* **What the task asks**: Copy out every line of the data exactly.

* **Supplied records**:
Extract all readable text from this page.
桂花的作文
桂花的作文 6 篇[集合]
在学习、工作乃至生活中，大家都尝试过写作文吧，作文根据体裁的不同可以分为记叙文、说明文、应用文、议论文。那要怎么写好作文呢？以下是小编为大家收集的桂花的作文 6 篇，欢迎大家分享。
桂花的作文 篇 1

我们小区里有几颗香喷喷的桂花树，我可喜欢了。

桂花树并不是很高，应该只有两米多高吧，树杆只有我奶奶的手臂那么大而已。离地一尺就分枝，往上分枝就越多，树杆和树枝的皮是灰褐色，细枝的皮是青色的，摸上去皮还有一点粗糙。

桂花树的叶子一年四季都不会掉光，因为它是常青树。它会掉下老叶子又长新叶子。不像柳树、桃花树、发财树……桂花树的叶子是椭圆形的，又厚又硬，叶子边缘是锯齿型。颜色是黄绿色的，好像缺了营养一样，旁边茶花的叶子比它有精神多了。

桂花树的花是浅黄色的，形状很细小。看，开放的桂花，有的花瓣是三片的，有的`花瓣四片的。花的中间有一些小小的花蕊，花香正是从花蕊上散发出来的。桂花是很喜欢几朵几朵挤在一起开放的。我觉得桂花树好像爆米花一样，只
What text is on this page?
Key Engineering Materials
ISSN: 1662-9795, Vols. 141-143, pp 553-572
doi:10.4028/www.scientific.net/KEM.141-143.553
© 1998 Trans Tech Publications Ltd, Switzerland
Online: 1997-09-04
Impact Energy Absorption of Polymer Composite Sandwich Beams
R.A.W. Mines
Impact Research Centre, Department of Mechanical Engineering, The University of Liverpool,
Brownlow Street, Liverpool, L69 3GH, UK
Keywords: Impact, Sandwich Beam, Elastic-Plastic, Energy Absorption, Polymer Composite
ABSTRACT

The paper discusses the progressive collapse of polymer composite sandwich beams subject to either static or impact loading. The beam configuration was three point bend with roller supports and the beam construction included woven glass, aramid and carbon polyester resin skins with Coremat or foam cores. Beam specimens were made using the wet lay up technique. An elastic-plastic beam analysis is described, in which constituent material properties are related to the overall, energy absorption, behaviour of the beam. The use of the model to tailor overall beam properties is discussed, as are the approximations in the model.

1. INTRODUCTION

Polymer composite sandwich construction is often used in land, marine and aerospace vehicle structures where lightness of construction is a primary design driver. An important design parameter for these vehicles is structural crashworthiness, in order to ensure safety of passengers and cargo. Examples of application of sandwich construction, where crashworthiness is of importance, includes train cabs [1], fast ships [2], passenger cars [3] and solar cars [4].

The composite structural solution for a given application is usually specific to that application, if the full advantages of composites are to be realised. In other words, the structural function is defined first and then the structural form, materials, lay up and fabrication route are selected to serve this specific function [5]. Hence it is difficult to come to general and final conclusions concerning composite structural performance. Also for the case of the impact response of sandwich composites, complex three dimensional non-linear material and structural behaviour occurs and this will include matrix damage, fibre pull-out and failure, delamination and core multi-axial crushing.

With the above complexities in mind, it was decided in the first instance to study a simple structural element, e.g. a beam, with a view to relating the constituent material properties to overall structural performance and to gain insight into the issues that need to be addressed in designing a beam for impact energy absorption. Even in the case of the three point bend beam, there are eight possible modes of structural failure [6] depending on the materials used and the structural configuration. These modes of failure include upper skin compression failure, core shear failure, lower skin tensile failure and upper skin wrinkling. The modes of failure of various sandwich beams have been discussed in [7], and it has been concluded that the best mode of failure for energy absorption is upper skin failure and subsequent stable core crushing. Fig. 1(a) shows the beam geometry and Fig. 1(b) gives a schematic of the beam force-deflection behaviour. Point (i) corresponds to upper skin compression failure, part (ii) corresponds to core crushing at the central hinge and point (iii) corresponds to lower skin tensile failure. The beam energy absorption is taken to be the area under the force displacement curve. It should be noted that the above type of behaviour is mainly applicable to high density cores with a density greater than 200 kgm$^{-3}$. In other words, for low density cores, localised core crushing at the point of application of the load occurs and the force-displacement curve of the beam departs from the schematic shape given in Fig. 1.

* **Reply**:
Extract all readable text from this page.
桂花的作文
桂花的作文 6 篇[集合]
在学习、工作乃至生活中，大家都尝试过写作文吧，作文根据体裁的不同可以分为记叙文、说明文、应用文、议论文。那要怎么写好作文呢？以下是小编为大家收集的桂花的作文 6 篇，欢迎大家分享。
桂花的作文 篇 1

我们小区里有几颗香喷喷的桂花树，我可喜欢了。

桂花树并不是很高，应该只有两米多高吧，树杆只有我奶奶的手臂那么大而已。离地一尺就分枝，往上分枝就越多，树杆和树枝的皮是灰褐色，细枝的皮是青色的，摸上去皮还有一点粗糙。

桂花树的叶子一年四季都不会掉光，因为它是常青树。它会掉下老叶子又长新叶子。不像柳树、桃花树、发财树……桂花树的叶子是椭圆形的，又厚又硬，叶子边缘是锯齿型。颜色是黄绿色的，好像缺了营养一样，旁边茶花的叶子比它有精神多了。

桂花树的花是浅黄色的，形状很细小。看，开放的桂花，有的花瓣是三片的，有的`花瓣四片的。花的中间有一些小小的花蕊，花香正是从花蕊上散发出来的。桂花是很喜欢几朵几朵挤在一起开放的。我觉得桂花树好像爆米花一样，只
What text is on this page?
Key Engineering Materials
ISSN: 1662-9795, Vols. 141-143, pp 553-572
doi:10.4028/www.scientific.net/KEM.141-143.553
© 1998 Trans Tech Publications Ltd, Switzerland
Online: 1997-09-04
Impact Energy Absorption of Polymer Composite Sandwich Beams
R.A.W. Mines
Impact Research Centre, Department of Mechanical Engineering, The University of Liverpool,
Brownlow Street, Liverpool, L69 3GH, UK
Keywords: Impact, Sandwich Beam, Elastic-Plastic, Energy Absorption, Polymer Composite
ABSTRACT

The paper discusses the progressive collapse of polymer composite sandwich beams subject to either static or impact loading. The beam configuration was three point bend with roller supports and the beam construction included woven glass, aramid and carbon polyester resin skins with Coremat or foam cores. Beam specimens were made using the wet lay up technique. An elastic-plastic beam analysis is described, in which constituent material properties are related to the overall, energy absorption, behaviour of the beam. The use of the model to tailor overall beam properties is discussed, as are the approximations in the model.

1. INTRODUCTION

Polymer composite sandwich construction is often used in land, marine and aerospace vehicle structures where lightness of construction is a primary design driver. An important design parameter for these vehicles is structural crashworthiness, in order to ensure safety of passengers and cargo. Examples of application of sandwich construction, where crashworthiness is of importance, includes train cabs [1], fast ships [2], passenger cars [3] and solar cars [4].

The composite structural solution for a given application is usually specific to that application, if the full advantages of composites are to be realised. In other words, the structural function is defined first and then the structural form, materials, lay up and fabrication route are selected to serve this specific function [5]. Hence it is difficult to come to general and final conclusions concerning composite structural performance. Also for the case of the impact response of sandwich composites, complex three dimensional non-linear material and structural behaviour occurs and this will include matrix damage, fibre pull-out and failure, delamination and core multi-axial crushing.

With the above complexities in mind, it was decided in the first instance to study a simple structural element, e.g. a beam, with a view to relating the constituent material properties to overall structural performance and to gain insight into the issues that need to be addressed in designing a beam for impact energy absorption. Even in the case of the three point bend beam, there are eight possible modes of structural failure [6] depending on the materials used and the structural configuration. These modes of failure include upper skin compression failure, core shear failure, lower skin tensile failure and upper skin wrinkling. The modes of failure of various sandwich beams have been discussed in [7], and it has been concluded that the best mode of failure for energy absorption is upper skin failure and subsequent stable core crushing. Fig. 1(a) shows the beam geometry and Fig. 1(b) gives a schematic of the beam force-deflection behaviour. Point (i) corresponds to upper skin compression failure, part (ii) corresponds to core crushing at the central hinge and point (iii) corresponds to lower skin tensile failure. The beam energy absorption is taken to be the area under the force displacement curve. It should be noted that the above type of behaviour is mainly applicable to high density cores with a density greater than 200 kgm$^{-3}$. In other words, for low density cores, localised core crushing at the point of application of the load occurs and the force-displacement curve of the beam departs from the schematic shape given in Fig. 1.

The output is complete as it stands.